Problem description:
Every entry must be echoed exactly.

Task material:
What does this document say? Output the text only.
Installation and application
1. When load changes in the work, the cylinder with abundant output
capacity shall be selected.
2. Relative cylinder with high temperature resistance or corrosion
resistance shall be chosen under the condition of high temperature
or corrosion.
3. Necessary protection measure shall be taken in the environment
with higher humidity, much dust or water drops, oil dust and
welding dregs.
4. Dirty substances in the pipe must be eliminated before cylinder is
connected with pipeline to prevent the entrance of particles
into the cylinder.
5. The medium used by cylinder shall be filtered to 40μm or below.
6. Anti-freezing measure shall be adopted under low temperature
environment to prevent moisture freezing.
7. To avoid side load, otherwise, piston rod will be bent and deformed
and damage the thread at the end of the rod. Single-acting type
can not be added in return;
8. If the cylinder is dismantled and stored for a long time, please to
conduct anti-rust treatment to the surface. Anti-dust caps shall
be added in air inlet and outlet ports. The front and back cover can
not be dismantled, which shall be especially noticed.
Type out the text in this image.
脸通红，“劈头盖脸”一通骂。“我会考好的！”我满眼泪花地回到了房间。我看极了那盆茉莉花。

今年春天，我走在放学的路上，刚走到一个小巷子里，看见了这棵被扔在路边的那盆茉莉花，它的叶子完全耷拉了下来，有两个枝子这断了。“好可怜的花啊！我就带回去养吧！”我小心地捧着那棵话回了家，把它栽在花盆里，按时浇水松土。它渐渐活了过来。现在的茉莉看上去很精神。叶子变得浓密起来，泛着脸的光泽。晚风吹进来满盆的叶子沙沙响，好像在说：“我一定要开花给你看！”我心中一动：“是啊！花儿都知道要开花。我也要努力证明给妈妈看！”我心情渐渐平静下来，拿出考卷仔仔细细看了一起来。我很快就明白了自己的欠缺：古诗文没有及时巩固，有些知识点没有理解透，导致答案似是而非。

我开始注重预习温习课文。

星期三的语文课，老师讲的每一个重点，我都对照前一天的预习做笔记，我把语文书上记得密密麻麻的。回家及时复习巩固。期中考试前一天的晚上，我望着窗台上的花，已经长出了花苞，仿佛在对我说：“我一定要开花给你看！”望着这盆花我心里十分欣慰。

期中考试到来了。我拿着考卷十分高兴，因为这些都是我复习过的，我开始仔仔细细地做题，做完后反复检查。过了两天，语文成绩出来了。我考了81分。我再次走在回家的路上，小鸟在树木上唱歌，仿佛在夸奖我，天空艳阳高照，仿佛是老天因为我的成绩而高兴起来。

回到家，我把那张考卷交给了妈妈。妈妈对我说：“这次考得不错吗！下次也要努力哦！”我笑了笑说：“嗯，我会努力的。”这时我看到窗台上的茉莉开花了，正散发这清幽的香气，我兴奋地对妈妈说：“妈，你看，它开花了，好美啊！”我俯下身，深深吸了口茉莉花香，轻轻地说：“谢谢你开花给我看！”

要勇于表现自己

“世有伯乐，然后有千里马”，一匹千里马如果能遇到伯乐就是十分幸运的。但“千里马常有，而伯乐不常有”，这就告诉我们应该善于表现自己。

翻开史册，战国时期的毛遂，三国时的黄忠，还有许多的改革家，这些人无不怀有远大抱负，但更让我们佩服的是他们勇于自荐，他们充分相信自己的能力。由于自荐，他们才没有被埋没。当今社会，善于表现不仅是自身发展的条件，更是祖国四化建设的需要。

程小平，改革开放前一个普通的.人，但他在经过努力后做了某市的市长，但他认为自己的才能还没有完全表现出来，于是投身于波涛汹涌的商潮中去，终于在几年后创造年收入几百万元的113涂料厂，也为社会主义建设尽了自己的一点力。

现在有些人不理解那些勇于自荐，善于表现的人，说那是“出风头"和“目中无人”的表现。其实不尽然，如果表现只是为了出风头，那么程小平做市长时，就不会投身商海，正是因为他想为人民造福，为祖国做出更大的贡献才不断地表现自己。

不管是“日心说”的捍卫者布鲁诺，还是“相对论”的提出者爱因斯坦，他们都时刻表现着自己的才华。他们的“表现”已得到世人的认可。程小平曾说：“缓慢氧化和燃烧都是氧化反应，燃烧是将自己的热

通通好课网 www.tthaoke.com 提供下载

Task result:
What does this document say? Output the text only.
Installation and application
1. When load changes in the work, the cylinder with abundant output
capacity shall be selected.
2. Relative cylinder with high temperature resistance or corrosion
resistance shall be chosen under the condition of high temperature
or corrosion.
3. Necessary protection measure shall be taken in the environment
with higher humidity, much dust or water drops, oil dust and
welding dregs.
4. Dirty substances in the pipe must be eliminated before cylinder is
connected with pipeline to prevent the entrance of particles
into the cylinder.
5. The medium used by cylinder shall be filtered to 40μm or below.
6. Anti-freezing measure shall be adopted under low temperature
environment to prevent moisture freezing.
7. To avoid side load, otherwise, piston rod will be bent and deformed
and damage the thread at the end of the rod. Single-acting type
can not be added in return;
8. If the cylinder is dismantled and stored for a long time, please to
conduct anti-rust treatment to the surface. Anti-dust caps shall
be added in air inlet and outlet ports. The front and back cover can
not be dismantled, which shall be especially noticed.
Type out the text in this image.
脸通红，“劈头盖脸”一通骂。“我会考好的！”我满眼泪花地回到了房间。我看极了那盆茉莉花。

今年春天，我走在放学的路上，刚走到一个小巷子里，看见了这棵被扔在路边的那盆茉莉花，它的叶子完全耷拉了下来，有两个枝子这断了。“好可怜的花啊！我就带回去养吧！”我小心地捧着那棵话回了家，把它栽在花盆里，按时浇水松土。它渐渐活了过来。现在的茉莉看上去很精神。叶子变得浓密起来，泛着脸的光泽。晚风吹进来满盆的叶子沙沙响，好像在说：“我一定要开花给你看！”我心中一动：“是啊！花儿都知道要开花。我也要努力证明给妈妈看！”我心情渐渐平静下来，拿出考卷仔仔细细看了一起来。我很快就明白了自己的欠缺：古诗文没有及时巩固，有些知识点没有理解透，导致答案似是而非。

我开始注重预习温习课文。

星期三的语文课，老师讲的每一个重点，我都对照前一天的预习做笔记，我把语文书上记得密密麻麻的。回家及时复习巩固。期中考试前一天的晚上，我望着窗台上的花，已经长出了花苞，仿佛在对我说：“我一定要开花给你看！”望着这盆花我心里十分欣慰。

期中考试到来了。我拿着考卷十分高兴，因为这些都是我复习过的，我开始仔仔细细地做题，做完后反复检查。过了两天，语文成绩出来了。我考了81分。我再次走在回家的路上，小鸟在树木上唱歌，仿佛在夸奖我，天空艳阳高照，仿佛是老天因为我的成绩而高兴起来。

回到家，我把那张考卷交给了妈妈。妈妈对我说：“这次考得不错吗！下次也要努力哦！”我笑了笑说：“嗯，我会努力的。”这时我看到窗台上的茉莉开花了，正散发这清幽的香气，我兴奋地对妈妈说：“妈，你看，它开花了，好美啊！”我俯下身，深深吸了口茉莉花香，轻轻地说：“谢谢你开花给我看！”

要勇于表现自己

“世有伯乐，然后有千里马”，一匹千里马如果能遇到伯乐就是十分幸运的。但“千里马常有，而伯乐不常有”，这就告诉我们应该善于表现自己。

翻开史册，战国时期的毛遂，三国时的黄忠，还有许多的改革家，这些人无不怀有远大抱负，但更让我们佩服的是他们勇于自荐，他们充分相信自己的能力。由于自荐，他们才没有被埋没。当今社会，善于表现不仅是自身发展的条件，更是祖国四化建设的需要。

程小平，改革开放前一个普通的.人，但他在经过努力后做了某市的市长，但他认为自己的才能还没有完全表现出来，于是投身于波涛汹涌的商潮中去，终于在几年后创造年收入几百万元的113涂料厂，也为社会主义建设尽了自己的一点力。

现在有些人不理解那些勇于自荐，善于表现的人，说那是“出风头"和“目中无人”的表现。其实不尽然，如果表现只是为了出风头，那么程小平做市长时，就不会投身商海，正是因为他想为人民造福，为祖国做出更大的贡献才不断地表现自己。

不管是“日心说”的捍卫者布鲁诺，还是“相对论”的提出者爱因斯坦，他们都时刻表现着自己的才华。他们的“表现”已得到世人的认可。程小平曾说：“缓慢氧化和燃烧都是氧化反应，燃烧是将自己的热

通通好课网 www.tthaoke.com 提供下载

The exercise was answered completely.